**THE TASK**:
Without including any images, reproduce each entry exactly.

**MATERIAL FOR THIS EXERCISE**:
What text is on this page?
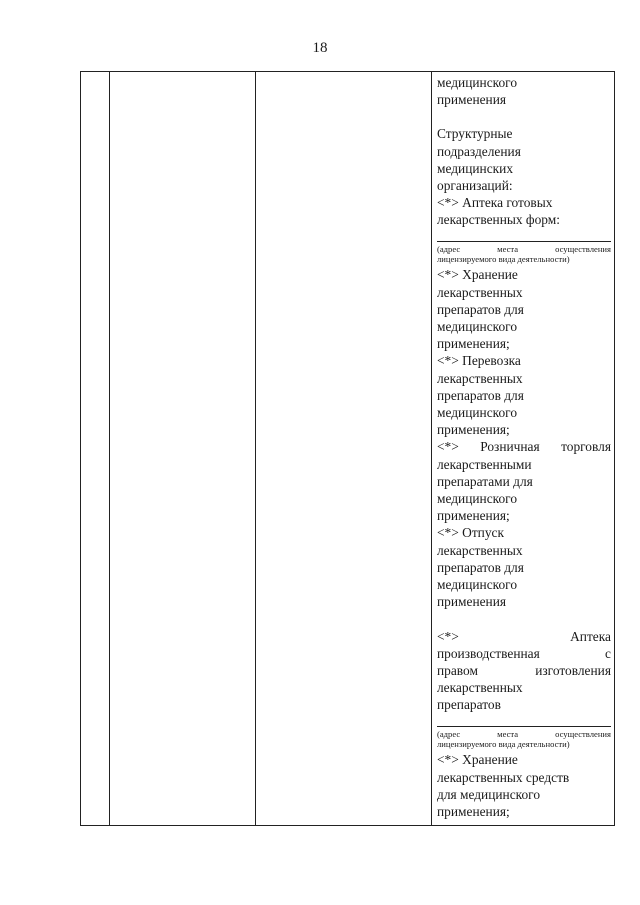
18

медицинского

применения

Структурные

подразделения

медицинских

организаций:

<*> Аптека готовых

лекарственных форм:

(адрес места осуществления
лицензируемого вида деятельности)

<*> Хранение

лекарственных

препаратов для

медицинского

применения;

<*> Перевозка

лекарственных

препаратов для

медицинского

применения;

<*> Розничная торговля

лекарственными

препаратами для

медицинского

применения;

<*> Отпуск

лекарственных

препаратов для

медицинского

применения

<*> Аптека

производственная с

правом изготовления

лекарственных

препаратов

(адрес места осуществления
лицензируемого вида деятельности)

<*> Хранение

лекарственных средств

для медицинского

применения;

**RESPONSE TO THE TASK**:
What text is on this page?
18

медицинского

применения

Структурные

подразделения

медицинских

организаций:

<*> Аптека готовых

лекарственных форм:

(адрес места осуществления
лицензируемого вида деятельности)

<*> Хранение

лекарственных

препаратов для

медицинского

применения;

<*> Перевозка

лекарственных

препаратов для

медицинского

применения;

<*> Розничная торговля

лекарственными

препаратами для

медицинского

применения;

<*> Отпуск

лекарственных

препаратов для

медицинского

применения

<*> Аптека

производственная с

правом изготовления

лекарственных

препаратов

(адрес места осуществления
лицензируемого вида деятельности)

<*> Хранение

лекарственных средств

для медицинского

применения;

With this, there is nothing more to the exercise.